## [Set problem]
Starting from the line that contains "Extract the structured", reproduce each line exactly through the end of the material, and include no other lines.

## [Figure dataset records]
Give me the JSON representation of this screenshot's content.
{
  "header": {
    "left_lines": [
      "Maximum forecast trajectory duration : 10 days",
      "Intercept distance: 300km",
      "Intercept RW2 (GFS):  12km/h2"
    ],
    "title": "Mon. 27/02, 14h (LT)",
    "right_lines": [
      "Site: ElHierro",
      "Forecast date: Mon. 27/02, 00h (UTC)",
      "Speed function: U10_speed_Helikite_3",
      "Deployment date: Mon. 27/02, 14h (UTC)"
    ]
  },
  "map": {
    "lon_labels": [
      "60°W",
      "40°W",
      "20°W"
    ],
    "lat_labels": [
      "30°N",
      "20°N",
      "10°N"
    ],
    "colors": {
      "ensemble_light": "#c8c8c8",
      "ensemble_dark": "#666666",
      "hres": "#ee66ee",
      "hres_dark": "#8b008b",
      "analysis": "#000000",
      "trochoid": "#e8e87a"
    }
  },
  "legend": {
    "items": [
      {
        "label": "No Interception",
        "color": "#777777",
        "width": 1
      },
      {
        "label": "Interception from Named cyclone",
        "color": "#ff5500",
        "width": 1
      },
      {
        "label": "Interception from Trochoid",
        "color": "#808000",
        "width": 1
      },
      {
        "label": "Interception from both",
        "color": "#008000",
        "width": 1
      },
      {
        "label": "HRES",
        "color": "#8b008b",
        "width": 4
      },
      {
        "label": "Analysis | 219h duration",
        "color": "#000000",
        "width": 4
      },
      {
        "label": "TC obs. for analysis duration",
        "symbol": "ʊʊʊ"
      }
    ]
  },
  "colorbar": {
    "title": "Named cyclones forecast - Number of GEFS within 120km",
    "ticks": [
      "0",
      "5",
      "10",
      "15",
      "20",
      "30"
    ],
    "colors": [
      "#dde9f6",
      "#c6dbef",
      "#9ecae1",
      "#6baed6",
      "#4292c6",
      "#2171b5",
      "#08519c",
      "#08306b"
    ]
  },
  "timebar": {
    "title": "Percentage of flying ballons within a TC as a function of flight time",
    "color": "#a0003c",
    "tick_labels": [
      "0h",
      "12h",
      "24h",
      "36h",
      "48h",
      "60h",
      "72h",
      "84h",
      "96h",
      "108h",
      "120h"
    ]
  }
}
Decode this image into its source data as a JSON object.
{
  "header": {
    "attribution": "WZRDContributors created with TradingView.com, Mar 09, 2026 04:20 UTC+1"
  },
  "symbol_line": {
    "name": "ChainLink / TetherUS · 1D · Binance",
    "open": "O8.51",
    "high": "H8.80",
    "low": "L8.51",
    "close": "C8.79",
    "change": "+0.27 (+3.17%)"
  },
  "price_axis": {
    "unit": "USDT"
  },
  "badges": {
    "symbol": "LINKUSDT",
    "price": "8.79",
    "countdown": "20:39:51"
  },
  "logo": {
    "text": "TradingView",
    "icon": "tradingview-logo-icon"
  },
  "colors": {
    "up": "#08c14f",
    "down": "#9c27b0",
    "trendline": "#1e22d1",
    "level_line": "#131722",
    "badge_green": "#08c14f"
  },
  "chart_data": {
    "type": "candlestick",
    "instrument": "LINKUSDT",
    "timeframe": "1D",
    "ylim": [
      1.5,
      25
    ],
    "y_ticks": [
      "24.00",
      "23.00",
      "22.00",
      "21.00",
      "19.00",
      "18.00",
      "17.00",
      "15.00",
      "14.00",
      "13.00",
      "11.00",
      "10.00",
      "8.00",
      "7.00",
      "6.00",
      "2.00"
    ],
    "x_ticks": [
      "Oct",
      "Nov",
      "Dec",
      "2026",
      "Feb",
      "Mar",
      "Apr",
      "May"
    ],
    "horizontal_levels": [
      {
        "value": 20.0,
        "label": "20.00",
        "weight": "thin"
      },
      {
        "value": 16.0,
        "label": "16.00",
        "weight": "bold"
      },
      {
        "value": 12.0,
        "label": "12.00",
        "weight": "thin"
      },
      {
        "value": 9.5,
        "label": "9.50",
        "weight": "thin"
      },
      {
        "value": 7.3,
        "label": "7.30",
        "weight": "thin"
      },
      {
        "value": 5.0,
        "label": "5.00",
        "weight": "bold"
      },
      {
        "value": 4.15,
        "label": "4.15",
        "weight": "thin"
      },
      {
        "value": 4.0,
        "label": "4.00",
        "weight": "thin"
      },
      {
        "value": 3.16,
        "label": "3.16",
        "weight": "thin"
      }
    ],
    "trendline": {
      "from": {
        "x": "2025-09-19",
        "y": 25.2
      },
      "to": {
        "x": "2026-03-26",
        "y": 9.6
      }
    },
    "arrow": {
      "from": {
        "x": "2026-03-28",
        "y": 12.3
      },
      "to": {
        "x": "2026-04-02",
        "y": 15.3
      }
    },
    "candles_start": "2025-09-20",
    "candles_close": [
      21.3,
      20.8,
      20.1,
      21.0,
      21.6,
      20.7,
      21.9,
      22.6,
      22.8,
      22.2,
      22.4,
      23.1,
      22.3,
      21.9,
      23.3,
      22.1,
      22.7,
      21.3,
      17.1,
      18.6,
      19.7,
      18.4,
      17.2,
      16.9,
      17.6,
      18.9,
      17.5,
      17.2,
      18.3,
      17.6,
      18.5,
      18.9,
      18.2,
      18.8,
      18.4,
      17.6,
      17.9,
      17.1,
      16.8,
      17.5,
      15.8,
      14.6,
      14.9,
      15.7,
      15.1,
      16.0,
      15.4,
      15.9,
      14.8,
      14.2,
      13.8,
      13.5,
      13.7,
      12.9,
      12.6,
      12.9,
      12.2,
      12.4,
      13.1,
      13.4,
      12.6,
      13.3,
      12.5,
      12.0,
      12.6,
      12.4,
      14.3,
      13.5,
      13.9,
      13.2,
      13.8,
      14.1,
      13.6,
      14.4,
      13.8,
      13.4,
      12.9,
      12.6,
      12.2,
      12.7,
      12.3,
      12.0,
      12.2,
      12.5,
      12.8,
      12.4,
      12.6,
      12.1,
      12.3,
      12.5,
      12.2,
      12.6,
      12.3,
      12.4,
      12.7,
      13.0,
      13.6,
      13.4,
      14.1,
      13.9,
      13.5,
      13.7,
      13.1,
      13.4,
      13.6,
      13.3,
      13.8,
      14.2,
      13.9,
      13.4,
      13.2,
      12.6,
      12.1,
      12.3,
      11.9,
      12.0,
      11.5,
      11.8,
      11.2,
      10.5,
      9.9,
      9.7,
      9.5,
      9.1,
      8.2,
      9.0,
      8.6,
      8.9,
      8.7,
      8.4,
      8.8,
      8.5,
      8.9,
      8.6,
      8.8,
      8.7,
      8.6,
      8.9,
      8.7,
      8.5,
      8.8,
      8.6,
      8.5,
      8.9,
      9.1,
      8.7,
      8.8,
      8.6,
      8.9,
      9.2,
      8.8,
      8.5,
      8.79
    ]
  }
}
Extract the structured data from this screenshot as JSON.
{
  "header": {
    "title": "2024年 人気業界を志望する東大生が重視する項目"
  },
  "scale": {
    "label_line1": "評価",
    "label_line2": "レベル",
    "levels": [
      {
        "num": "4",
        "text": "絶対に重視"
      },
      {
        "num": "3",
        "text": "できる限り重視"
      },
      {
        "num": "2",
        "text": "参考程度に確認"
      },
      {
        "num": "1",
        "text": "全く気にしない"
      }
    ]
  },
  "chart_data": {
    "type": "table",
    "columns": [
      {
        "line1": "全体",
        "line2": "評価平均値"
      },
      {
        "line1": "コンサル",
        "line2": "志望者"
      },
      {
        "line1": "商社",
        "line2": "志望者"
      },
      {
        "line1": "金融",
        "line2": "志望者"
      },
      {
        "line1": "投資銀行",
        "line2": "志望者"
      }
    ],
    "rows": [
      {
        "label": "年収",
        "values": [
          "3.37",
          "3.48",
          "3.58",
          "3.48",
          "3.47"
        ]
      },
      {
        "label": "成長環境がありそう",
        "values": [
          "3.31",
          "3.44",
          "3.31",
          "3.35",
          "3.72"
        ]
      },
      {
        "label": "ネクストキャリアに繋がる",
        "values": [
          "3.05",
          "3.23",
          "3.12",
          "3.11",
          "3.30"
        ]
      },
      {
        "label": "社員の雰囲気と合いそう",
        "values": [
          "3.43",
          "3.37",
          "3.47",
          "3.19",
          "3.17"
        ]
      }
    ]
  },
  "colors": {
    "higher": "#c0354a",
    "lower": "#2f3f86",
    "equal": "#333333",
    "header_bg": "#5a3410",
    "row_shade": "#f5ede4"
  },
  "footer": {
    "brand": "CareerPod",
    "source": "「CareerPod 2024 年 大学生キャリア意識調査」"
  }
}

## [Answer for the task]
Extract the structured data from this screenshot as JSON.
{
  "header": {
    "title": "2024年 人気業界を志望する東大生が重視する項目"
  },
  "scale": {
    "label_line1": "評価",
    "label_line2": "レベル",
    "levels": [
      {
        "num": "4",
        "text": "絶対に重視"
      },
      {
        "num": "3",
        "text": "できる限り重視"
      },
      {
        "num": "2",
        "text": "参考程度に確認"
      },
      {
        "num": "1",
        "text": "全く気にしない"
      }
    ]
  },
  "chart_data": {
    "type": "table",
    "columns": [
      {
        "line1": "全体",
        "line2": "評価平均値"
      },
      {
        "line1": "コンサル",
        "line2": "志望者"
      },
      {
        "line1": "商社",
        "line2": "志望者"
      },
      {
        "line1": "金融",
        "line2": "志望者"
      },
      {
        "line1": "投資銀行",
        "line2": "志望者"
      }
    ],
    "rows": [
      {
        "label": "年収",
        "values": [
          "3.37",
          "3.48",
          "3.58",
          "3.48",
          "3.47"
        ]
      },
      {
        "label": "成長環境がありそう",
        "values": [
          "3.31",
          "3.44",
          "3.31",
          "3.35",
          "3.72"
        ]
      },
      {
        "label": "ネクストキャリアに繋がる",
        "values": [
          "3.05",
          "3.23",
          "3.12",
          "3.11",
          "3.30"
        ]
      },
      {
        "label": "社員の雰囲気と合いそう",
        "values": [
          "3.43",
          "3.37",
          "3.47",
          "3.19",
          "3.17"
        ]
      }
    ]
  },
  "colors": {
    "higher": "#c0354a",
    "lower": "#2f3f86",
    "equal": "#333333",
    "header_bg": "#5a3410",
    "row_shade": "#f5ede4"
  },
  "footer": {
    "brand": "CareerPod",
    "source": "「CareerPod 2024 年 大学生キャリア意識調査」"
  }
}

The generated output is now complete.